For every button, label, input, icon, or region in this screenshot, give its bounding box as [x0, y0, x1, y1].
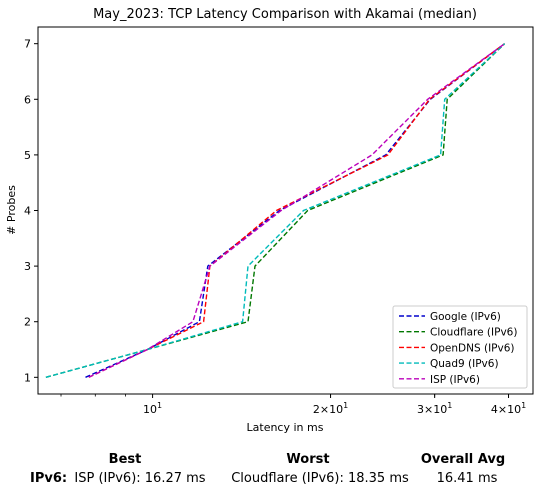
- y-tick-label: 4: [24, 205, 31, 218]
- worst-value: Cloudflare (IPv6): 18.35 ms: [231, 471, 409, 486]
- x-tick-label: 2×101: [313, 401, 348, 416]
- overall-header: Overall Avg: [420, 452, 506, 467]
- series-line-3: [45, 43, 506, 378]
- chart-title: May_2023: TCP Latency Comparison with Ak…: [93, 7, 477, 22]
- legend-label: Quad9 (IPv6): [430, 358, 499, 370]
- series-line-4: [88, 43, 506, 378]
- legend-label: OpenDNS (IPv6): [430, 342, 515, 354]
- x-axis: 101 2×101 3×101 4×101: [60, 394, 526, 416]
- worst-header: Worst: [286, 452, 330, 467]
- y-tick-label: 5: [24, 149, 31, 162]
- y-axis: 1 2 3 4 5 6 7: [24, 38, 38, 384]
- y-tick-label: 7: [24, 38, 31, 51]
- legend-label: Google (IPv6): [430, 311, 501, 323]
- best-value: ISP (IPv6): 16.27 ms: [74, 471, 206, 486]
- x-tick-label: 4×101: [491, 401, 526, 416]
- series-line-2: [88, 43, 506, 378]
- overall-value: 16.41 ms: [436, 471, 498, 486]
- y-axis-label: # Probes: [5, 185, 18, 235]
- ipv6-row-label: IPv6:: [30, 471, 68, 486]
- y-tick-label: 1: [24, 371, 31, 384]
- legend-label: ISP (IPv6): [430, 374, 480, 386]
- y-tick-label: 6: [24, 93, 31, 106]
- legend: Google (IPv6) Cloudflare (IPv6) OpenDNS (I…: [392, 305, 528, 389]
- legend-label: Cloudflare (IPv6): [430, 327, 517, 339]
- x-tick-label: 3×101: [417, 401, 452, 416]
- y-tick-label: 2: [24, 316, 31, 329]
- x-axis-label: Latency in ms: [247, 421, 324, 434]
- y-tick-label: 3: [24, 260, 31, 273]
- latency-chart: May_2023: TCP Latency Comparison with Ak…: [5, 7, 534, 434]
- summary-panel: Best Worst Overall Avg IPv6: ISP (IPv6):…: [0, 450, 541, 494]
- x-tick-label: 101: [143, 401, 162, 416]
- series-lines: [45, 43, 506, 378]
- legend-box: [392, 305, 528, 389]
- best-header: Best: [108, 452, 142, 467]
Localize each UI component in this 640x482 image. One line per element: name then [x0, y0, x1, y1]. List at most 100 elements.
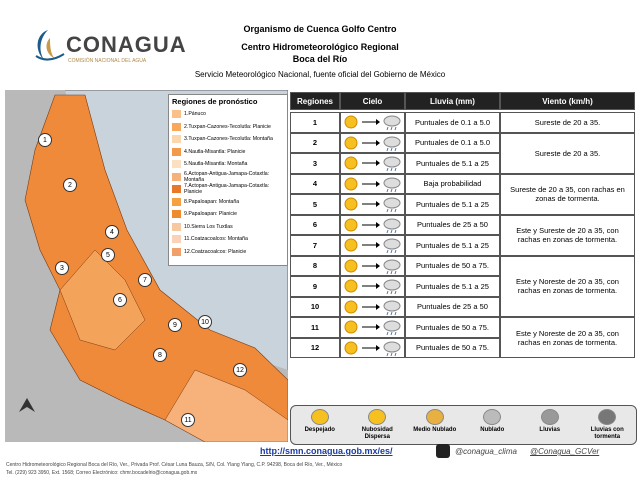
legend-item: 4.Nautla-Misantla: Planicie: [169, 146, 287, 159]
region-cell: 9: [290, 276, 340, 297]
region-label: 5: [101, 248, 115, 262]
legend-label: 4.Nautla-Misantla: Planicie: [184, 148, 246, 155]
wind-cell: Este y Sureste de 20 a 35, con rachas en…: [500, 214, 635, 256]
legend-swatch: [172, 172, 181, 181]
logo: CONAGUA: [66, 32, 187, 57]
legend-item: 11.Coatzacoalcos: Montaña: [169, 233, 287, 246]
legend-swatch: [172, 160, 181, 169]
wind-cell: Este y Noreste de 20 a 35, con rachas en…: [500, 255, 635, 317]
legend-item: 7.Actopan-Antigua-Jamapa-Cotaxtla: Plani…: [169, 183, 287, 196]
sky-legend-icon: [598, 409, 617, 425]
twitter-2[interactable]: @Conagua_GCVer: [530, 447, 600, 456]
legend-label: 9.Papaloapan: Planicie: [184, 211, 238, 218]
sky-legend-icon: [540, 409, 559, 425]
sky-legend-item: Lluvias: [521, 406, 579, 444]
rain-cell: Puntuales de 0.1 a 5.0: [405, 112, 500, 133]
legend-item: 9.Papaloapan: Planicie: [169, 208, 287, 221]
legend-item: 6.Actopan-Antigua-Jamapa-Cotaxtla: Monta…: [169, 171, 287, 184]
wind-cell: Sureste de 20 a 35, con rachas en zonas …: [500, 173, 635, 215]
region-label: 10: [198, 315, 212, 329]
region-cell: 3: [290, 153, 340, 174]
sky-legend-item: Nublado: [464, 406, 522, 444]
region-cell: 6: [290, 214, 340, 235]
region-cell: 1: [290, 112, 340, 133]
sky-icon: [344, 156, 401, 172]
legend-label: 12.Coatzacoalcos: Planicie: [184, 248, 247, 255]
legend-label: 10.Sierra Los Tuxtlas: [184, 223, 233, 230]
table-header: Regiones: [290, 92, 340, 110]
sky-legend-label: Nublado: [480, 427, 505, 433]
region-label: 4: [105, 225, 119, 239]
center: Centro Hidrometeorológico Regional: [241, 42, 399, 52]
sky-legend-item: Medio Nublado: [406, 406, 464, 444]
region-cell: 5: [290, 194, 340, 215]
region-label: 2: [63, 178, 77, 192]
legend-swatch: [172, 185, 181, 194]
legend-label: 6.Actopan-Antigua-Jamapa-Cotaxtla: Monta…: [184, 170, 270, 183]
sky-legend-label: Lluvias con tormenta: [590, 427, 624, 440]
legend-label: 1.Pánuco: [184, 111, 206, 118]
legend-swatch: [172, 147, 181, 156]
sky-icon: [344, 259, 401, 274]
legend-item: 3.Tuxpan-Cazones-Tecolutla: Montaña: [169, 133, 287, 146]
sky-legend: Despejado Nubosidad Dispersa Medio Nublado…: [290, 405, 637, 445]
rain-cell: Puntuales de 50 a 75.: [405, 255, 500, 276]
rain-cell: Puntuales de 5.1 a 25: [405, 276, 500, 297]
rain-cell: Puntuales de 25 a 50: [405, 296, 500, 317]
twitter-icon: [436, 444, 450, 458]
rain-cell: Baja probabilidad: [405, 173, 500, 194]
rain-cell: Puntuales de 5.1 a 25: [405, 235, 500, 256]
sky-legend-icon: [483, 409, 502, 425]
region-label: 1: [38, 133, 52, 147]
sky-legend-label: Medio Nublado: [413, 427, 457, 433]
region-cell: 12: [290, 337, 340, 358]
sky-icon: [344, 300, 401, 315]
service: Servicio Meteorológico Nacional, fuente …: [194, 70, 446, 79]
org: Organismo de Cuenca Golfo Centro: [243, 24, 397, 34]
legend-swatch: [172, 247, 181, 256]
sky-icon: [344, 238, 401, 254]
legend-item: 12.Coatzacoalcos: Planicie: [169, 246, 287, 259]
legend-label: 2.Tuxpan-Cazones-Tecolutla: Planicie: [184, 123, 271, 130]
sky-icon: [344, 197, 401, 213]
rain-cell: Puntuales de 50 a 75.: [405, 317, 500, 338]
wind-cell: Sureste de 20 a 35.: [500, 112, 635, 133]
legend-item: 5.Nautla-Misantla: Montaña: [169, 158, 287, 171]
region-cell: 7: [290, 235, 340, 256]
region-label: 8: [153, 348, 167, 362]
rain-cell: Puntuales de 50 a 75.: [405, 337, 500, 358]
legend-label: 11.Coatzacoalcos: Montaña: [184, 236, 248, 243]
rain-cell: Puntuales de 25 a 50: [405, 214, 500, 235]
legend-swatch: [172, 110, 181, 119]
contact: Tel. (229) 923 3950, Ext. 1568; Correo E…: [6, 470, 198, 476]
logo-icon: [35, 30, 65, 61]
region-cell: 10: [290, 296, 340, 317]
region-label: 12: [233, 363, 247, 377]
legend-swatch: [172, 222, 181, 231]
region-cell: 11: [290, 317, 340, 338]
sky-legend-item: Nubosidad Dispersa: [349, 406, 407, 444]
legend-item: 2.Tuxpan-Cazones-Tecolutla: Planicie: [169, 121, 287, 134]
sky-icon: [344, 115, 401, 131]
sky-legend-icon: [425, 409, 444, 425]
place: Boca del Río: [292, 54, 348, 64]
legend-swatch: [172, 135, 181, 144]
wind-cell: Este y Noreste de 20 a 35, con rachas en…: [500, 317, 635, 358]
sky-legend-item: Lluvias con tormenta: [579, 406, 637, 444]
logo-sub: COMISIÓN NACIONAL DEL AGUA: [68, 58, 147, 64]
legend-title: Regiones de pronóstico: [172, 97, 258, 106]
legend-item: 8.Papaloapan: Montaña: [169, 196, 287, 209]
rain-cell: Puntuales de 0.1 a 5.0: [405, 132, 500, 153]
twitter-1[interactable]: @conagua_clima: [455, 447, 517, 456]
region-label: 11: [181, 413, 195, 427]
sky-legend-label: Despejado: [304, 427, 335, 433]
region-label: 7: [138, 273, 152, 287]
url-link[interactable]: http://smn.conagua.gob.mx/es/: [260, 446, 393, 456]
sky-legend-item: Despejado: [291, 406, 349, 444]
legend-item: 10.Sierra Los Tuxtlas: [169, 221, 287, 234]
legend-label: 3.Tuxpan-Cazones-Tecolutla: Montaña: [184, 136, 273, 143]
sky-icon: [344, 341, 401, 356]
sky-icon: [344, 279, 401, 295]
wind-cell: Sureste de 20 a 35.: [500, 132, 635, 174]
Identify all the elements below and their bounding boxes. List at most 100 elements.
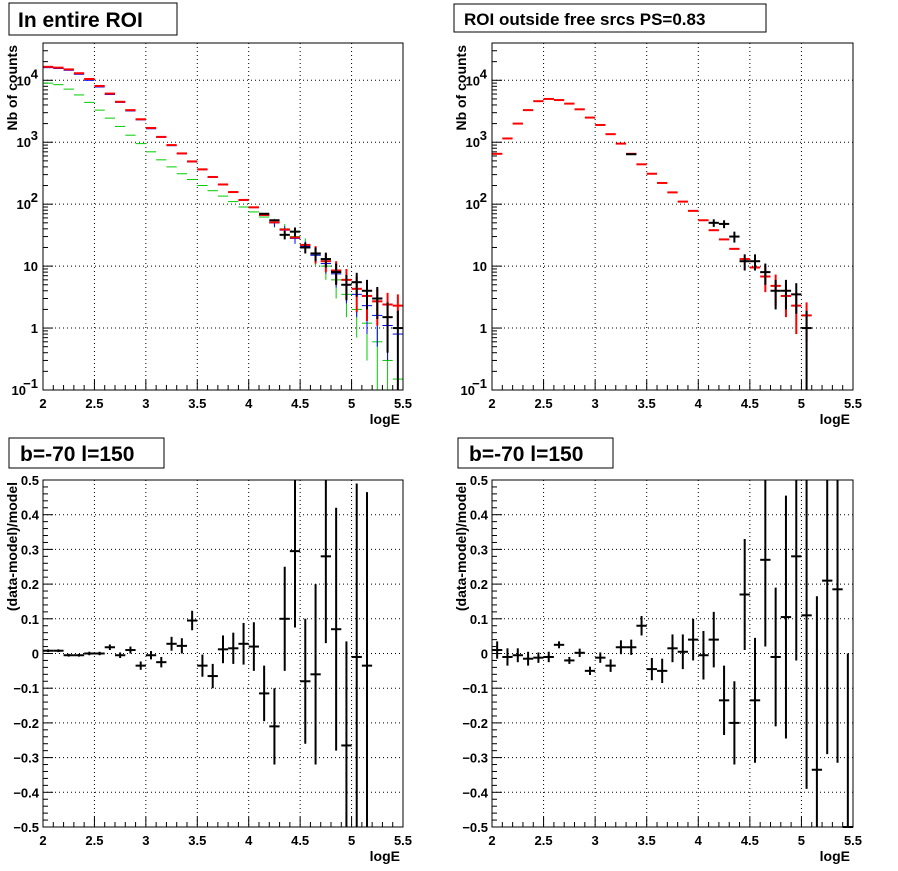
x-tick-label: 3.5 [638, 833, 656, 848]
y-axis-label: (data-model)/model [453, 482, 469, 611]
y-tick-label: 0.4 [21, 508, 40, 523]
x-tick-label: 2 [39, 833, 46, 848]
x-tick-label: 4.5 [741, 396, 759, 411]
x-tick-label: 5.5 [844, 833, 862, 848]
x-tick-label: 2.5 [535, 833, 553, 848]
y-tick-label: −0.4 [462, 785, 488, 800]
y-axis-label: Nb of counts [453, 45, 469, 131]
y-tick-label: 0.4 [470, 508, 489, 523]
y-tick-label: 0.2 [21, 577, 39, 592]
y-tick-label: −0.2 [462, 716, 488, 731]
y-tick-label: 10 [473, 259, 487, 274]
y-tick-label: −0.5 [13, 820, 39, 835]
title-box [8, 437, 165, 469]
x-tick-label: 3.5 [638, 396, 656, 411]
y-tick-exponent: 3 [480, 128, 487, 143]
x-tick-label: 5.5 [394, 396, 412, 411]
title-box [457, 437, 614, 469]
plot-frame [491, 42, 854, 391]
y-tick-label: 0.1 [21, 612, 39, 627]
x-tick-label: 2.5 [85, 833, 103, 848]
y-tick-label: 10 [17, 197, 31, 212]
y-tick-label: 1 [31, 321, 38, 336]
x-tick-label: 4 [695, 833, 703, 848]
y-tick-label: −0.1 [13, 681, 39, 696]
y-tick-label: 0.1 [470, 612, 488, 627]
y-tick-label: 0 [481, 647, 488, 662]
x-tick-label: 3.5 [188, 396, 206, 411]
x-tick-label: 4.5 [291, 396, 309, 411]
y-tick-label: 0 [32, 647, 39, 662]
y-tick-exponent: 4 [31, 66, 39, 81]
y-tick-label: 0.3 [470, 542, 488, 557]
plot-area-residuals-left: 2 2.5 3 3.5 4 4.5 5 5.5 −0.5 −0.4 −0.3 −0.2 −0.1 0 0.1… [4, 473, 412, 864]
y-tick-label: 10 [17, 73, 31, 88]
panel-title: b=-70 l=150 [20, 443, 134, 466]
x-axis-label: logE [820, 411, 850, 427]
y-tick-label: −0.3 [462, 751, 488, 766]
x-tick-label: 4 [245, 396, 253, 411]
x-tick-label: 5 [798, 396, 805, 411]
y-tick-label: 0.3 [21, 542, 39, 557]
y-tick-exponent: 2 [480, 190, 487, 205]
x-tick-label: 4.5 [291, 833, 309, 848]
data-series [626, 153, 812, 390]
x-tick-label: 3 [592, 833, 599, 848]
title-box [453, 3, 767, 33]
data-series [492, 97, 812, 342]
x-axis-label: logE [370, 848, 400, 864]
y-tick-exponent: −1 [472, 376, 487, 391]
panel-title: ROI outside free srcs PS=0.83 [464, 10, 705, 29]
y-axis-label: Nb of counts [4, 45, 20, 131]
y-tick-label: 0.2 [470, 577, 488, 592]
y-tick-label: 0.5 [470, 473, 488, 488]
x-tick-label: 5.5 [844, 396, 862, 411]
y-tick-label: 10 [12, 383, 26, 398]
y-tick-label: −0.4 [13, 785, 39, 800]
y-tick-label: −0.3 [13, 751, 39, 766]
x-tick-label: 2.5 [535, 396, 553, 411]
data-series [492, 480, 853, 828]
x-tick-label: 3.5 [188, 833, 206, 848]
x-tick-label: 3 [142, 833, 149, 848]
x-tick-label: 2 [39, 396, 46, 411]
y-tick-exponent: 3 [31, 128, 38, 143]
y-tick-label: 10 [466, 197, 480, 212]
data-series [259, 212, 403, 390]
x-tick-label: 4 [695, 396, 703, 411]
panel-top-right: ROI outside free srcs PS=0.83 2 2.5 3 3.5 4 4… [453, 3, 862, 427]
y-tick-label: 10 [466, 135, 480, 150]
x-tick-label: 3 [142, 396, 149, 411]
data-series [43, 67, 403, 372]
x-axis-label: logE [820, 848, 850, 864]
x-tick-label: 5.5 [394, 833, 412, 848]
x-tick-label: 4 [245, 833, 253, 848]
data-series [43, 82, 403, 390]
x-tick-label: 2.5 [85, 396, 103, 411]
y-tick-label: −0.2 [13, 716, 39, 731]
y-tick-label: 0.5 [21, 473, 39, 488]
data-series [43, 480, 373, 827]
x-tick-label: 2 [488, 396, 495, 411]
y-tick-exponent: 4 [480, 66, 488, 81]
y-tick-label: 10 [466, 73, 480, 88]
y-tick-label: 10 [461, 383, 475, 398]
x-tick-label: 3 [592, 396, 599, 411]
x-tick-label: 4.5 [741, 833, 759, 848]
plot-frame [491, 479, 854, 828]
panel-bottom-left: b=-70 l=150 2 2.5 3 3.5 4 4.5 5 5.5 −0.5 −0.4 −0.3… [4, 437, 412, 864]
y-tick-label: 10 [24, 259, 38, 274]
plot-frame [42, 42, 404, 391]
panel-bottom-right: b=-70 l=150 2 2.5 3 3.5 4 4.5 5 5.5 −0.5 −0.4 −0.3… [453, 437, 862, 864]
y-tick-label: −0.1 [462, 681, 488, 696]
y-tick-label: 1 [480, 321, 487, 336]
panel-title: b=-70 l=150 [469, 443, 583, 466]
plot-frame [42, 479, 404, 828]
y-tick-exponent: 2 [31, 190, 38, 205]
y-tick-label: −0.5 [462, 820, 488, 835]
y-axis-label: (data-model)/model [4, 482, 20, 611]
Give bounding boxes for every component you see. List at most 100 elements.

*-*-*

Retype the records from the line containing "- y-tick-label: 4: [24, 205, 31, 218]" through the line containing "- series-line-3: [45, 43, 506, 378]", including both of those lines.

- y-tick-label: 4: [24, 205, 31, 218]
- worst-value: Cloudflare (IPv6): 18.35 ms: [231, 471, 409, 486]
- x-tick-label: 2×101: [313, 401, 348, 416]
- overall-header: Overall Avg: [420, 452, 506, 467]
- series-line-3: [45, 43, 506, 378]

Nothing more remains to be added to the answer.